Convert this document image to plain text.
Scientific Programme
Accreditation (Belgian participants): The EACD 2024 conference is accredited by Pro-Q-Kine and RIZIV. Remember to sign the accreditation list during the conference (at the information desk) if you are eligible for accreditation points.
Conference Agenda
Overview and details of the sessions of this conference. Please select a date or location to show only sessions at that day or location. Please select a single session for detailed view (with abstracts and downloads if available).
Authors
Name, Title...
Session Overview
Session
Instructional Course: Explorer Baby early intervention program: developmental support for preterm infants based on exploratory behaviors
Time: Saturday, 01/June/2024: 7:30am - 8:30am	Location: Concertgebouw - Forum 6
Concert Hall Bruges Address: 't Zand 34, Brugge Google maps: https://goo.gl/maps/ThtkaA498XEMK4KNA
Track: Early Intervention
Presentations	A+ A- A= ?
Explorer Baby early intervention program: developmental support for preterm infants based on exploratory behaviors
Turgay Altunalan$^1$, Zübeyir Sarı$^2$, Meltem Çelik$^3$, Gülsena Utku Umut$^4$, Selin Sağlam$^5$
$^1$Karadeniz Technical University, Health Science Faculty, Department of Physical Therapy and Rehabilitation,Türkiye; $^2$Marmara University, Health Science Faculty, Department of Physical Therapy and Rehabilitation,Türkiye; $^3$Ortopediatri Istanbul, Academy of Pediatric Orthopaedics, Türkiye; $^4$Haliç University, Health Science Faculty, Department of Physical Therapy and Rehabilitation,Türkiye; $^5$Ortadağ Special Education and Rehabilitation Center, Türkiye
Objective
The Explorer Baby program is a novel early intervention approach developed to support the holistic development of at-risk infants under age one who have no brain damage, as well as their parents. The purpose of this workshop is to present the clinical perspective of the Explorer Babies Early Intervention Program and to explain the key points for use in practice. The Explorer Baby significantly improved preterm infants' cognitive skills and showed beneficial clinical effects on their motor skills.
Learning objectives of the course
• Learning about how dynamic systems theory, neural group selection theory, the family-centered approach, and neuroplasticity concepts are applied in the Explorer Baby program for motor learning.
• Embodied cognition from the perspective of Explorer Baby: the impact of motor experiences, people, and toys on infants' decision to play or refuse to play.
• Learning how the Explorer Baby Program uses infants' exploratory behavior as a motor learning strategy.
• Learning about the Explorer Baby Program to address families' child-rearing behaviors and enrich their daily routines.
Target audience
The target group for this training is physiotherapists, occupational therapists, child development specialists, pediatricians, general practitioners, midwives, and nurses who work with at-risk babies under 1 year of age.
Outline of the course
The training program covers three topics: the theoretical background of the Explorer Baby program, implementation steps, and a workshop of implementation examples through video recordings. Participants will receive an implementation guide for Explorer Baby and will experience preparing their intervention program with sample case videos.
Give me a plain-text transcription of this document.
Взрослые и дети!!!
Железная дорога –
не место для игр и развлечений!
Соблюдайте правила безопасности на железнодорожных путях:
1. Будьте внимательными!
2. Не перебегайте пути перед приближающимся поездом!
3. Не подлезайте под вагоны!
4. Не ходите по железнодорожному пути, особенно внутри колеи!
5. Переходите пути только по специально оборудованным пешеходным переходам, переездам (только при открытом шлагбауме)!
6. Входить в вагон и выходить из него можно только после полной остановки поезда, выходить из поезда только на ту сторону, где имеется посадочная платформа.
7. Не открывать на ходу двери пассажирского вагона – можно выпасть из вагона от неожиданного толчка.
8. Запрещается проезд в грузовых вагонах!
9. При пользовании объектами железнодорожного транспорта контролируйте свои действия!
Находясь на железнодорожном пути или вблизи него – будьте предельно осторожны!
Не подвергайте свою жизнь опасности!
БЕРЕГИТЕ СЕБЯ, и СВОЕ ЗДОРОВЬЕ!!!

========================

WHAT YOU SHOULD DO:
Using the listing above, reproduce each line without omission.

EXERCISE ANSWER:
Convert this document image to plain text.
Scientific Programme
Accreditation (Belgian participants): The EACD 2024 conference is accredited by Pro-Q-Kine and RIZIV. Remember to sign the accreditation list during the conference (at the information desk) if you are eligible for accreditation points.
Conference Agenda
Overview and details of the sessions of this conference. Please select a date or location to show only sessions at that day or location. Please select a single session for detailed view (with abstracts and downloads if available).
Authors
Name, Title...
Session Overview
Session
Instructional Course: Explorer Baby early intervention program: developmental support for preterm infants based on exploratory behaviors
Time: Saturday, 01/June/2024: 7:30am - 8:30am	Location: Concertgebouw - Forum 6
Concert Hall Bruges Address: 't Zand 34, Brugge Google maps: https://goo.gl/maps/ThtkaA498XEMK4KNA
Track: Early Intervention
Presentations	A+ A- A= ?
Explorer Baby early intervention program: developmental support for preterm infants based on exploratory behaviors
Turgay Altunalan$^1$, Zübeyir Sarı$^2$, Meltem Çelik$^3$, Gülsena Utku Umut$^4$, Selin Sağlam$^5$
$^1$Karadeniz Technical University, Health Science Faculty, Department of Physical Therapy and Rehabilitation,Türkiye; $^2$Marmara University, Health Science Faculty, Department of Physical Therapy and Rehabilitation,Türkiye; $^3$Ortopediatri Istanbul, Academy of Pediatric Orthopaedics, Türkiye; $^4$Haliç University, Health Science Faculty, Department of Physical Therapy and Rehabilitation,Türkiye; $^5$Ortadağ Special Education and Rehabilitation Center, Türkiye
Objective
The Explorer Baby program is a novel early intervention approach developed to support the holistic development of at-risk infants under age one who have no brain damage, as well as their parents. The purpose of this workshop is to present the clinical perspective of the Explorer Babies Early Intervention Program and to explain the key points for use in practice. The Explorer Baby significantly improved preterm infants' cognitive skills and showed beneficial clinical effects on their motor skills.
Learning objectives of the course
• Learning about how dynamic systems theory, neural group selection theory, the family-centered approach, and neuroplasticity concepts are applied in the Explorer Baby program for motor learning.
• Embodied cognition from the perspective of Explorer Baby: the impact of motor experiences, people, and toys on infants' decision to play or refuse to play.
• Learning how the Explorer Baby Program uses infants' exploratory behavior as a motor learning strategy.
• Learning about the Explorer Baby Program to address families' child-rearing behaviors and enrich their daily routines.
Target audience
The target group for this training is physiotherapists, occupational therapists, child development specialists, pediatricians, general practitioners, midwives, and nurses who work with at-risk babies under 1 year of age.
Outline of the course
The training program covers three topics: the theoretical background of the Explorer Baby program, implementation steps, and a workshop of implementation examples through video recordings. Participants will receive an implementation guide for Explorer Baby and will experience preparing their intervention program with sample case videos.
Give me a plain-text transcription of this document.
Взрослые и дети!!!
Железная дорога –
не место для игр и развлечений!
Соблюдайте правила безопасности на железнодорожных путях:
1. Будьте внимательными!
2. Не перебегайте пути перед приближающимся поездом!
3. Не подлезайте под вагоны!
4. Не ходите по железнодорожному пути, особенно внутри колеи!
5. Переходите пути только по специально оборудованным пешеходным переходам, переездам (только при открытом шлагбауме)!
6. Входить в вагон и выходить из него можно только после полной остановки поезда, выходить из поезда только на ту сторону, где имеется посадочная платформа.
7. Не открывать на ходу двери пассажирского вагона – можно выпасть из вагона от неожиданного толчка.
8. Запрещается проезд в грузовых вагонах!
9. При пользовании объектами железнодорожного транспорта контролируйте свои действия!
Находясь на железнодорожном пути или вблизи него – будьте предельно осторожны!
Не подвергайте свою жизнь опасности!
БЕРЕГИТЕ СЕБЯ, и СВОЕ ЗДОРОВЬЕ!!!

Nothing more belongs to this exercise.